**PROBLEM DESCRIPTION:** Leaving the pictures aside, transcribe every line below exactly.

[Data items]
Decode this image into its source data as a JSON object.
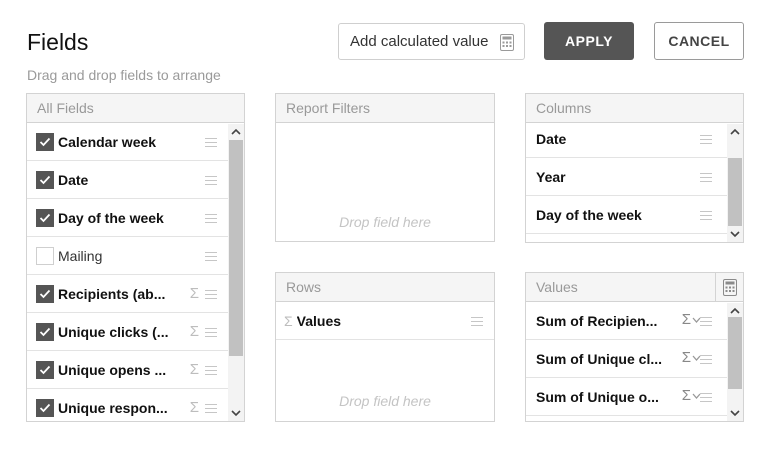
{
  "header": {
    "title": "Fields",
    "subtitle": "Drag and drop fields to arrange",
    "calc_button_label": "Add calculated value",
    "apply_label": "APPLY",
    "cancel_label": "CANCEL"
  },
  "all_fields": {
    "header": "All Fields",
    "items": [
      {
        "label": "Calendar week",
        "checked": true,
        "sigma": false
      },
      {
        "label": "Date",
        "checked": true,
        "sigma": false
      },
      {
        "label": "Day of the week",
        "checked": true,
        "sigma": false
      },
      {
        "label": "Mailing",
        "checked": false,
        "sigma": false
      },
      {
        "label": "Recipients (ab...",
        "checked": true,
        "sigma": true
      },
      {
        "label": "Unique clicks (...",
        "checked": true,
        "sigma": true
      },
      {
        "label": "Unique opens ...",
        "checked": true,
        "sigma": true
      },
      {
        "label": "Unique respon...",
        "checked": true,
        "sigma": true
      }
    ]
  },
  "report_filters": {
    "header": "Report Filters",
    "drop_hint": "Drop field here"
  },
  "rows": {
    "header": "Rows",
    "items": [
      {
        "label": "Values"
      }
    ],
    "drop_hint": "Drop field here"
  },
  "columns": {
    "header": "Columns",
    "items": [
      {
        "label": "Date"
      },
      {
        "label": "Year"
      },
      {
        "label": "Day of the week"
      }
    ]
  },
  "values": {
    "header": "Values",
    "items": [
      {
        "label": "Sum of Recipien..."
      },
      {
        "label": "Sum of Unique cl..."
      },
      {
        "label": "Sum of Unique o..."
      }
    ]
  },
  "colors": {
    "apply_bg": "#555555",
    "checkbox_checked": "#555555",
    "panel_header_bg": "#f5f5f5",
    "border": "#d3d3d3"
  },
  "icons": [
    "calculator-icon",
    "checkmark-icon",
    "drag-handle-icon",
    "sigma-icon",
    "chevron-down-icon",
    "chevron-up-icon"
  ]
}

**SOLUTION FOR THIS EXERCISE:**
Decode this image into its source data as a JSON object.
{
  "header": {
    "title": "Fields",
    "subtitle": "Drag and drop fields to arrange",
    "calc_button_label": "Add calculated value",
    "apply_label": "APPLY",
    "cancel_label": "CANCEL"
  },
  "all_fields": {
    "header": "All Fields",
    "items": [
      {
        "label": "Calendar week",
        "checked": true,
        "sigma": false
      },
      {
        "label": "Date",
        "checked": true,
        "sigma": false
      },
      {
        "label": "Day of the week",
        "checked": true,
        "sigma": false
      },
      {
        "label": "Mailing",
        "checked": false,
        "sigma": false
      },
      {
        "label": "Recipients (ab...",
        "checked": true,
        "sigma": true
      },
      {
        "label": "Unique clicks (...",
        "checked": true,
        "sigma": true
      },
      {
        "label": "Unique opens ...",
        "checked": true,
        "sigma": true
      },
      {
        "label": "Unique respon...",
        "checked": true,
        "sigma": true
      }
    ]
  },
  "report_filters": {
    "header": "Report Filters",
    "drop_hint": "Drop field here"
  },
  "rows": {
    "header": "Rows",
    "items": [
      {
        "label": "Values"
      }
    ],
    "drop_hint": "Drop field here"
  },
  "columns": {
    "header": "Columns",
    "items": [
      {
        "label": "Date"
      },
      {
        "label": "Year"
      },
      {
        "label": "Day of the week"
      }
    ]
  },
  "values": {
    "header": "Values",
    "items": [
      {
        "label": "Sum of Recipien..."
      },
      {
        "label": "Sum of Unique cl..."
      },
      {
        "label": "Sum of Unique o..."
      }
    ]
  },
  "colors": {
    "apply_bg": "#555555",
    "checkbox_checked": "#555555",
    "panel_header_bg": "#f5f5f5",
    "border": "#d3d3d3"
  },
  "icons": [
    "calculator-icon",
    "checkmark-icon",
    "drag-handle-icon",
    "sigma-icon",
    "chevron-down-icon",
    "chevron-up-icon"
  ]
}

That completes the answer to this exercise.